* start *

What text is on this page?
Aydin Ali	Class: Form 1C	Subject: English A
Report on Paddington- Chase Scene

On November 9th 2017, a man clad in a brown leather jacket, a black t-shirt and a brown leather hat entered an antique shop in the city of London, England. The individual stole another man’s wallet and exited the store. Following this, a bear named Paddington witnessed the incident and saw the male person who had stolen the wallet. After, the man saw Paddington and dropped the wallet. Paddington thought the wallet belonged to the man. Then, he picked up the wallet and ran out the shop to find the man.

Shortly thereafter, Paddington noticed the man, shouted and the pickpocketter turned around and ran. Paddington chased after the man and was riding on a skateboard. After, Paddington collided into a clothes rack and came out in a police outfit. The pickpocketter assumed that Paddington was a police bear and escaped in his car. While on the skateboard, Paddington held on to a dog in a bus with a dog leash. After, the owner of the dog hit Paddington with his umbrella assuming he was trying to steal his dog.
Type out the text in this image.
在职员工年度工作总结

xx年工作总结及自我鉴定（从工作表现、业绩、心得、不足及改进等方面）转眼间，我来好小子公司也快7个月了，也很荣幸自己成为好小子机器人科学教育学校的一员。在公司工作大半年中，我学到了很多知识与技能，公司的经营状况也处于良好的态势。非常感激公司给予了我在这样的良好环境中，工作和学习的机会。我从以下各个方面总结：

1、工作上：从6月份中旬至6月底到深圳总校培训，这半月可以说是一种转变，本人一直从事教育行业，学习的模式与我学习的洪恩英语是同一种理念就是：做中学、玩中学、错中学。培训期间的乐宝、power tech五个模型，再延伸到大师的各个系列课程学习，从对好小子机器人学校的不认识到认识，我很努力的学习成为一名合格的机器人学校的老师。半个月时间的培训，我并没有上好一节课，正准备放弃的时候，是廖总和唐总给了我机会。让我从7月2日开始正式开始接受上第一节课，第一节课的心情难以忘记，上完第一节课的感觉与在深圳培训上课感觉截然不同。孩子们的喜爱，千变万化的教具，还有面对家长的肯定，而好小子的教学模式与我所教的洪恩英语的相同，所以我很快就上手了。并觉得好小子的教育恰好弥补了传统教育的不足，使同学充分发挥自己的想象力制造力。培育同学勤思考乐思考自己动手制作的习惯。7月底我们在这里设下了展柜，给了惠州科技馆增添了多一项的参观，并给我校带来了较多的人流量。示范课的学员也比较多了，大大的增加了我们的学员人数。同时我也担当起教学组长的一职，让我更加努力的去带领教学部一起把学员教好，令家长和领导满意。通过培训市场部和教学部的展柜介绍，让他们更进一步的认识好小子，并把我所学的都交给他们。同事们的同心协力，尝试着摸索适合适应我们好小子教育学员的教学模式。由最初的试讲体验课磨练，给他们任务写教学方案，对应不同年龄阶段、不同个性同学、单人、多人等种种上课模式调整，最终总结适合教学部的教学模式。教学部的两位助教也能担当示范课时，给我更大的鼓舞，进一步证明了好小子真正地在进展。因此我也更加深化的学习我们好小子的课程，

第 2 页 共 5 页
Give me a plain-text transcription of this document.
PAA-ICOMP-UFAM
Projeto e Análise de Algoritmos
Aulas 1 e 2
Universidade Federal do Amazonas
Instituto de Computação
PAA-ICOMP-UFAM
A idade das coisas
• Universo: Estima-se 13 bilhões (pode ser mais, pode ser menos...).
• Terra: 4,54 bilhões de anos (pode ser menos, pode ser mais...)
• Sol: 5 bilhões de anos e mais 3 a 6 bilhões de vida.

* end *

*Instruction:*
Copy all of the data. Keep every word exactly as it is.

*Correct result:*
What text is on this page?
Aydin Ali	Class: Form 1C	Subject: English A
Report on Paddington- Chase Scene

On November 9th 2017, a man clad in a brown leather jacket, a black t-shirt and a brown leather hat entered an antique shop in the city of London, England. The individual stole another man’s wallet and exited the store. Following this, a bear named Paddington witnessed the incident and saw the male person who had stolen the wallet. After, the man saw Paddington and dropped the wallet. Paddington thought the wallet belonged to the man. Then, he picked up the wallet and ran out the shop to find the man.

Shortly thereafter, Paddington noticed the man, shouted and the pickpocketter turned around and ran. Paddington chased after the man and was riding on a skateboard. After, Paddington collided into a clothes rack and came out in a police outfit. The pickpocketter assumed that Paddington was a police bear and escaped in his car. While on the skateboard, Paddington held on to a dog in a bus with a dog leash. After, the owner of the dog hit Paddington with his umbrella assuming he was trying to steal his dog.
Type out the text in this image.
在职员工年度工作总结

xx年工作总结及自我鉴定（从工作表现、业绩、心得、不足及改进等方面）转眼间，我来好小子公司也快7个月了，也很荣幸自己成为好小子机器人科学教育学校的一员。在公司工作大半年中，我学到了很多知识与技能，公司的经营状况也处于良好的态势。非常感激公司给予了我在这样的良好环境中，工作和学习的机会。我从以下各个方面总结：

1、工作上：从6月份中旬至6月底到深圳总校培训，这半月可以说是一种转变，本人一直从事教育行业，学习的模式与我学习的洪恩英语是同一种理念就是：做中学、玩中学、错中学。培训期间的乐宝、power tech五个模型，再延伸到大师的各个系列课程学习，从对好小子机器人学校的不认识到认识，我很努力的学习成为一名合格的机器人学校的老师。半个月时间的培训，我并没有上好一节课，正准备放弃的时候，是廖总和唐总给了我机会。让我从7月2日开始正式开始接受上第一节课，第一节课的心情难以忘记，上完第一节课的感觉与在深圳培训上课感觉截然不同。孩子们的喜爱，千变万化的教具，还有面对家长的肯定，而好小子的教学模式与我所教的洪恩英语的相同，所以我很快就上手了。并觉得好小子的教育恰好弥补了传统教育的不足，使同学充分发挥自己的想象力制造力。培育同学勤思考乐思考自己动手制作的习惯。7月底我们在这里设下了展柜，给了惠州科技馆增添了多一项的参观，并给我校带来了较多的人流量。示范课的学员也比较多了，大大的增加了我们的学员人数。同时我也担当起教学组长的一职，让我更加努力的去带领教学部一起把学员教好，令家长和领导满意。通过培训市场部和教学部的展柜介绍，让他们更进一步的认识好小子，并把我所学的都交给他们。同事们的同心协力，尝试着摸索适合适应我们好小子教育学员的教学模式。由最初的试讲体验课磨练，给他们任务写教学方案，对应不同年龄阶段、不同个性同学、单人、多人等种种上课模式调整，最终总结适合教学部的教学模式。教学部的两位助教也能担当示范课时，给我更大的鼓舞，进一步证明了好小子真正地在进展。因此我也更加深化的学习我们好小子的课程，

第 2 页 共 5 页
Give me a plain-text transcription of this document.
PAA-ICOMP-UFAM
Projeto e Análise de Algoritmos
Aulas 1 e 2
Universidade Federal do Amazonas
Instituto de Computação
PAA-ICOMP-UFAM
A idade das coisas
• Universo: Estima-se 13 bilhões (pode ser mais, pode ser menos...).
• Terra: 4,54 bilhões de anos (pode ser menos, pode ser mais...)
• Sol: 5 bilhões de anos e mais 3 a 6 bilhões de vida.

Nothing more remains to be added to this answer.